**EXERCISE PROMPT:** Within the listing below, locate all lines containing the word "type". Copy each one.

Dataset records
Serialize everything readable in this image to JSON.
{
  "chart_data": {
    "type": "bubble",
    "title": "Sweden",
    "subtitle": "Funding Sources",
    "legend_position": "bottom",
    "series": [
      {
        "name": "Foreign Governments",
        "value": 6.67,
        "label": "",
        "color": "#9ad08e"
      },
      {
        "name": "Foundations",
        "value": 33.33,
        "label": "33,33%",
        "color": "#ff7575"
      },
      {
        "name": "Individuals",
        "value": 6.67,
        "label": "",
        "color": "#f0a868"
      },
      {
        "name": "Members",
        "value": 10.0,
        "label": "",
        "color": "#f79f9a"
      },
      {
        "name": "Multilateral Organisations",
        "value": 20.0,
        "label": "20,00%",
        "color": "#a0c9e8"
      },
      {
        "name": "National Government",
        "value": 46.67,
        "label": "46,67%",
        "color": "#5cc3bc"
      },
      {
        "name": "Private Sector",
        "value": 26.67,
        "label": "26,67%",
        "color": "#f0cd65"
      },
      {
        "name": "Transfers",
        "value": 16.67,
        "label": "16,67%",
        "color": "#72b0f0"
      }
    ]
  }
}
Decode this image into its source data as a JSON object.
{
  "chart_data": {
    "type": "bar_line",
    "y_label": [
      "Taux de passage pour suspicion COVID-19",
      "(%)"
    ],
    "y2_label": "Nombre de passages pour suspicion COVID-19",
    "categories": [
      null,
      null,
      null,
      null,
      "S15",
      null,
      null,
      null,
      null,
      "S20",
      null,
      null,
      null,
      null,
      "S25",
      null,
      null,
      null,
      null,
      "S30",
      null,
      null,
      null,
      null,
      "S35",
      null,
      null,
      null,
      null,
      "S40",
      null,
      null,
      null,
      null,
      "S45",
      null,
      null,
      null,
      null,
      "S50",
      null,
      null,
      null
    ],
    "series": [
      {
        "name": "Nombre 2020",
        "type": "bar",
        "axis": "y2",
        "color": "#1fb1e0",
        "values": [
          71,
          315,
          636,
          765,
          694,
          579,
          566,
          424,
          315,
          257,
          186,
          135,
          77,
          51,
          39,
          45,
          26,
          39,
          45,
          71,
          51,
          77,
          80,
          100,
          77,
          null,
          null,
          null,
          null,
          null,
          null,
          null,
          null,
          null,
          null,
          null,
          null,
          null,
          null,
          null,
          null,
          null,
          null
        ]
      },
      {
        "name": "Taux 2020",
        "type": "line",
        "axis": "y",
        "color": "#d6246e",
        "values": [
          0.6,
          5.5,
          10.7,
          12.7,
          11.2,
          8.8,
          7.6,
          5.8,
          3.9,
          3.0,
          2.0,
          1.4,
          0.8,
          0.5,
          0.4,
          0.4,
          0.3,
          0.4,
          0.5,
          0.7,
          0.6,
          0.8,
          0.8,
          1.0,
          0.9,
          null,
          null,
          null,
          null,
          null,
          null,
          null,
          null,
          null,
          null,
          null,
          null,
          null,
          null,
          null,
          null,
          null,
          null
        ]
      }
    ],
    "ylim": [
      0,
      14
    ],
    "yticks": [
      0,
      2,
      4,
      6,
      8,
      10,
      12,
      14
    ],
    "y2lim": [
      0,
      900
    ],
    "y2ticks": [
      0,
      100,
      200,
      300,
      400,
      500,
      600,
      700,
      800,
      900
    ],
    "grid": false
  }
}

**TASK SOLUTION:**
    "type": "bubble",
    "type": "bar_line",
        "type": "bar",
        "type": "line",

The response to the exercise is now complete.